- [Selected passage]
..........
10. Find enriched functional annotation using Genomic Regions Enrichment of Annotations Tool (GREAT)

Go to http://great.stanford.edu/public/html/index.php and enter your bed file with peak sites.

This tool compares the genes around the peaks to various gene lists to find such lists where there is above-background overlap. It performs two statistical tests, to make up for the deficiencies they have: one (the hypergeometric) of which accounts for biases in how far apart genes are (e.g. developmental genes are often in gene deserts), and another (the binomial) which only counts each gene once, thereby avoiding problems that come with small lists of peaks. The FDR is the multiple-testing corrected p-value, and fold enrichment is signal divided by expected.

11. Find gene expression values in the same cell type

The sample SRX000570 is from RNA-Seq for the same cell type.

11a. First specify a set of known junctions in 'Tophat format'. These link adjacent exons to each other, so that reads that come from two exons can be aligned. One way to generate these is with the UCSC genome browser's table browser. Here, choose output in BED format, use the refGene table under the track RefSeq Genes, group Genes and Gene Prediction Tracks. Click submit, and then specify that regions should be introns. Each line of this file contains genomic coordinates of the upstream exon end and downstream exon start.
..........
- [Data provided]
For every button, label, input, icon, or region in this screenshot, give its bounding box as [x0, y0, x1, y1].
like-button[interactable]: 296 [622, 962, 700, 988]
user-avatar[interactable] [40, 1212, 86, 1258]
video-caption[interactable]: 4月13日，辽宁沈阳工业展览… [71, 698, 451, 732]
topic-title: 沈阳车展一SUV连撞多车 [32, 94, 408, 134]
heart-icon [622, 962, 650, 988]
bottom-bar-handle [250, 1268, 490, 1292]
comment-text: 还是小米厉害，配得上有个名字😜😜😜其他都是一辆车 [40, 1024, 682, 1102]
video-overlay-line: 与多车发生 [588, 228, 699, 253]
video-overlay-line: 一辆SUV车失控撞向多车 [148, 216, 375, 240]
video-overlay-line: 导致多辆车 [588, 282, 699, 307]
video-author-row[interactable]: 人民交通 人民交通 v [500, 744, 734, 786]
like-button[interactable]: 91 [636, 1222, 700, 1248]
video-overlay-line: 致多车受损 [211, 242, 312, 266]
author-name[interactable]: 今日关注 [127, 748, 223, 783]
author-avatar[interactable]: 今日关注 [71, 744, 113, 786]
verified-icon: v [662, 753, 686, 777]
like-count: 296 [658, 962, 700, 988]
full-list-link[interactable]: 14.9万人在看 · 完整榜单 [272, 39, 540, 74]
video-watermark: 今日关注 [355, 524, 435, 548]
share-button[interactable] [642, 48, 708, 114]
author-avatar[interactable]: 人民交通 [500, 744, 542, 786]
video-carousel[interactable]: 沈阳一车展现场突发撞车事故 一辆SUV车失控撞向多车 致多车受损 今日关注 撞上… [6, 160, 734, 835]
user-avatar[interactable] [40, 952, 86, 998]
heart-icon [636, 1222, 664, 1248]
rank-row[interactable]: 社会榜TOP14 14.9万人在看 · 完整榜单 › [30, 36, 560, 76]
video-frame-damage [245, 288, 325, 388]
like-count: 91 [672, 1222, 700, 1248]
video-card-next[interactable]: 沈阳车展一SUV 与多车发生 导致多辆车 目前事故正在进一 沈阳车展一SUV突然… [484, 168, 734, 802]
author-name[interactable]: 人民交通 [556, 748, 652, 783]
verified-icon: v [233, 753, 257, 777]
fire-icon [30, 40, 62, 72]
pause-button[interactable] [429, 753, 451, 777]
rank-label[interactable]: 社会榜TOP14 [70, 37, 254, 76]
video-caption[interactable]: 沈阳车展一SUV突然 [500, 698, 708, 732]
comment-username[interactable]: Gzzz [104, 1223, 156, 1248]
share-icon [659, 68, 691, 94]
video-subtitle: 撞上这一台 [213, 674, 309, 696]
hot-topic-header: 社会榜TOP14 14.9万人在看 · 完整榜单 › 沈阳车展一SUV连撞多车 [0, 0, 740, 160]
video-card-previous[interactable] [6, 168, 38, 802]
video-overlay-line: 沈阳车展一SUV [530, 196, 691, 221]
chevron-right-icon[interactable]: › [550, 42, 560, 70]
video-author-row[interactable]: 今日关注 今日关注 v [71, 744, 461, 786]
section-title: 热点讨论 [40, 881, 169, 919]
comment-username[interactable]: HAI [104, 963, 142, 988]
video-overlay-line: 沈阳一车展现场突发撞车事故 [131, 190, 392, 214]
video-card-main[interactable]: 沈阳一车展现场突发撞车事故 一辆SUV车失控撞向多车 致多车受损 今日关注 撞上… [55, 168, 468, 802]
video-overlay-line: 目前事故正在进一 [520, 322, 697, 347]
..........
- [Required action 1]
Answer from the GREAT and RNA-Seq analysis steps:
(a) Which statistical test accounts for biases in how far apart genes are?
(b) What is the identifier of the RNA-Seq sample from the same cell type?
(c) Which table is used in the UCSC table browser to generate the known junctions?
- [Required action 2]
In the GREAT and RNA-Seq analysis steps, rewrite the part starting with "10. Find enriched" and going on through "with peak sites.", changing "peak sites" to "peak regions".
- [Required action 3]
Continue the GREAT and RNA-Seq analysis steps from where they stop.
The records aren't needed for any of these tasks.

- [Task response 1]
(a) The hypergeometric test.
(b) SRX000570.
(c) The refGene table.

- [Task response 2]
10. Find enriched functional annotation using Genomic Regions Enrichment of Annotations Tool (GREAT)

Go to http://great.stanford.edu/public/html/index.php and enter your bed file with peak regions.

- [Task response 3]
To be able to use this file for Tophat, the file format needs to be changed (each start position needs to be subtracted by 1, and strand (+ or -) be moved to the fourth column). Since the file is too big to edit in one step in excel, we have already prepared a file in the right format for Tophat. You can find it here:

/media/quartz/danielr/exercise_data/hg19junctions_refGene.tophat.bed.

11b. Run tophat

mkdir tophatout

tophat -p 6 -o tophatout --no-novel-juncs -j /media/quartz/danielr/exercise_data/hg19junctions_refGene.tophat.bed /media/quartz/danielr/Program/bowtie-0.12.7/indexes/hg19 /media/quartz/danielr/exercise_data/SRX000570_7M.fastq

(the part before the fastq file in the genome index, same as with bowtie. --no-novel-juncs removes de novo intron discovery, which otherwise adds a lot of time)

11c. Run rpkmforgenes

rpkmforgenes is a program produced by Sandberg lab. It quantifies gene expression by calculating an RPKM-value for each gene. RPKM = total exon reads/(million mapped reads * exonlength (in kb))

rpkmforgenes -o geneexpr.txt -i tophatout/accepted_hits.bam -namecollapse -a /media/quartz/danielr/Program/rpkmforgenes/hg19_refGene.txt

12. Consider genes with >100 RPKM (reads per kilobase and million mappable reads, the gene expression metric in the output from rpkmforgenes) highly expressed. Make a list of such genes (use the sort function in Excel).

13. Look if your peaks are overrepresented around highly expressed genes

Import the output from PeakAnnotator, copy the gene list into an empty space on the sheet and use COUNTIF followed by sorting in Excel to split your peak list into peaks near highly expressed genes and peaks near other genes. Calculate the proportion of peaks close to highly expressed genes and compare to the proportion of highly expressed genes in the total gene set.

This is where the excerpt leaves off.